## start Entries
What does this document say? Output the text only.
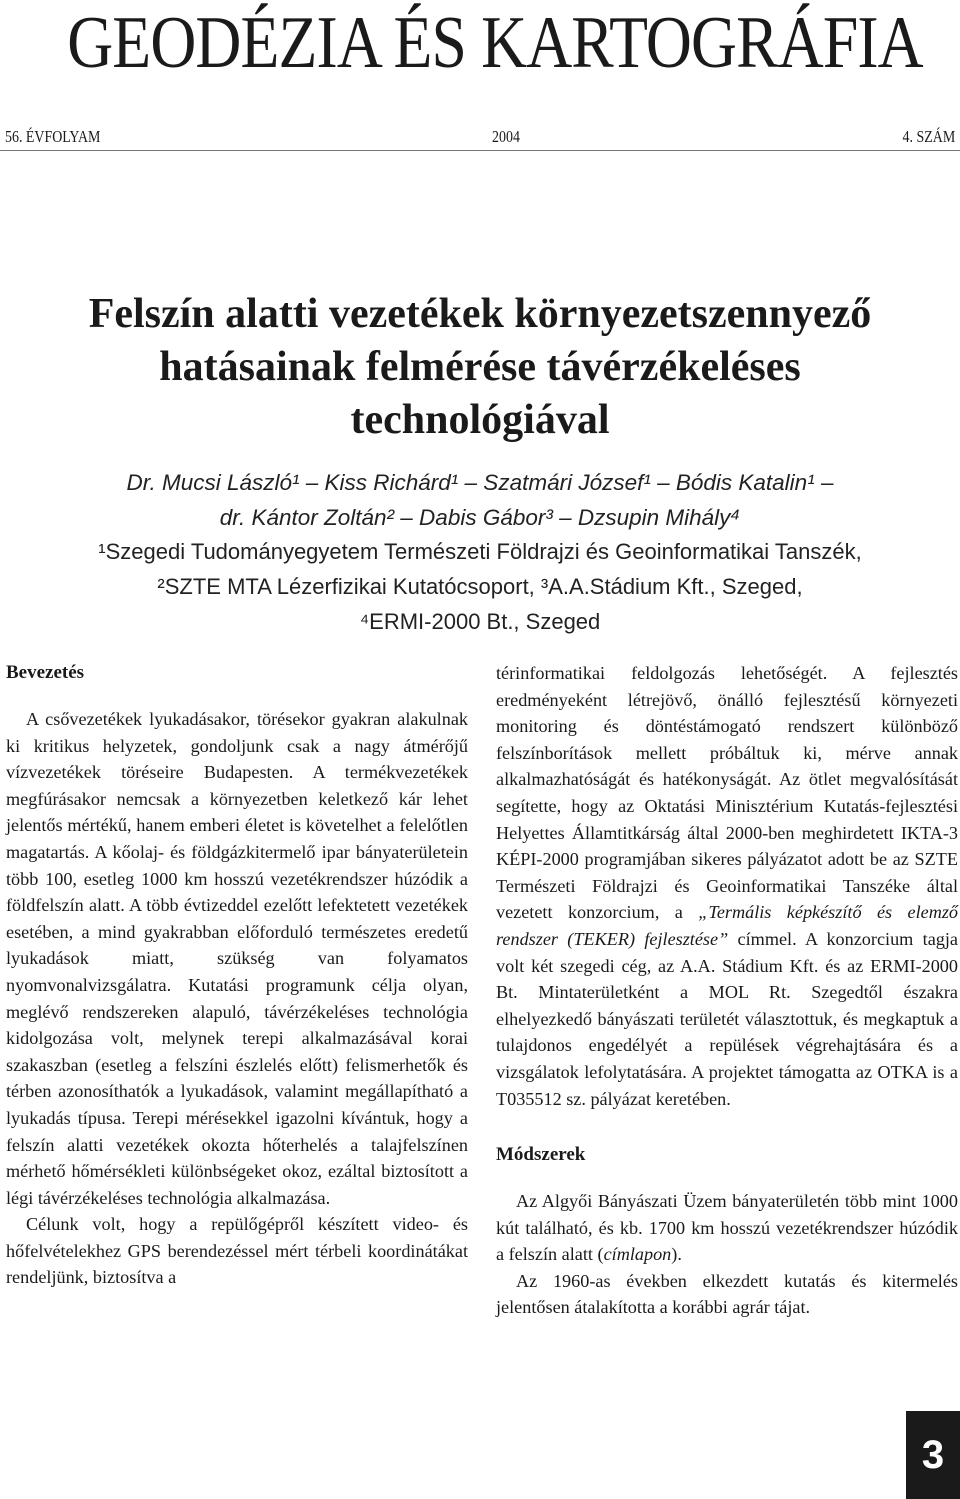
GEODÉZIA ÉS KARTOGRÁFIA
56. ÉVFOLYAM	2004	4. SZÁM
Felszín alatti vezetékek környezetszennyező
hatásainak felmérése távérzékeléses
technológiával
Dr. Mucsi László¹ – Kiss Richárd¹ – Szatmári József¹ – Bódis Katalin¹ –
dr. Kántor Zoltán² – Dabis Gábor³ – Dzsupin Mihály⁴
¹Szegedi Tudományegyetem Természeti Földrajzi és Geoinformatikai Tanszék,
²SZTE MTA Lézerfizikai Kutatócsoport, ³A.A.Stádium Kft., Szeged,
⁴ERMI-2000 Bt., Szeged
Bevezetés

A csővezetékek lyukadásakor, törésekor gyakran alakulnak ki kritikus helyzetek, gondoljunk csak a nagy átmérőjű vízvezetékek töréseire Budapesten. A termékvezetékek megfúrásakor nemcsak a környezetben keletkező kár lehet jelentős mértékű, hanem emberi életet is követelhet a felelőtlen magatartás. A kőolaj- és földgázkitermelő ipar bányaterületein több 100, esetleg 1000 km hosszú vezetékrendszer húzódik a földfelszín alatt. A több évtizeddel ezelőtt lefektetett vezetékek esetében, a mind gyakrabban előforduló természetes eredetű lyukadások miatt, szükség van folyamatos nyomvonalvizsgálatra. Kutatási programunk célja olyan, meglévő rendszereken alapuló, távérzékeléses technológia kidolgozása volt, melynek terepi alkalmazásával korai szakaszban (esetleg a felszíni észlelés előtt) felismerhetők és térben azonosíthatók a lyukadások, valamint megállapítható a lyukadás típusa. Terepi mérésekkel igazolni kívántuk, hogy a felszín alatti vezetékek okozta hőterhelés a talajfelszínen mérhető hőmérsékleti különbségeket okoz, ezáltal biztosított a légi távérzékeléses technológia alkalmazása.

Célunk volt, hogy a repülőgépről készített video- és hőfelvételekhez GPS berendezéssel mért térbeli koordinátákat rendeljünk, biztosítva a

térinformatikai feldolgozás lehetőségét. A fejlesztés eredményeként létrejövő, önálló fejlesztésű környezeti monitoring és döntéstámogató rendszert különböző felszínborítások mellett próbáltuk ki, mérve annak alkalmazhatóságát és hatékonyságát. Az ötlet megvalósítását segítette, hogy az Oktatási Minisztérium Kutatás-fejlesztési Helyettes Államtitkárság által 2000-ben meghirdetett IKTA-3 KÉPI-2000 programjában sikeres pályázatot adott be az SZTE Természeti Földrajzi és Geoinformatikai Tanszéke által vezetett konzorcium, a „Termális képkészítő és elemző rendszer (TEKER) fejlesztése” címmel. A konzorcium tagja volt két szegedi cég, az A.A. Stádium Kft. és az ERMI-2000 Bt. Mintaterületként a MOL Rt. Szegedtől északra elhelyezkedő bányászati területét választottuk, és megkaptuk a tulajdonos engedélyét a repülések végrehajtására és a vizsgálatok lefolytatására. A projektet támogatta az OTKA is a T035512 sz. pályázat keretében.

Módszerek

Az Algyői Bányászati Üzem bányaterületén több mint 1000 kút található, és kb. 1700 km hosszú vezetékrendszer húzódik a felszín alatt (címlapon).

Az 1960-as években elkezdett kutatás és kitermelés jelentősen átalakította a korábbi agrár tájat.

3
## end Entries
## [Goal of the exercise]
In the records above, how many lines contain the word "távérzékeléses"? Give the number alone.

## [Expected answer]
2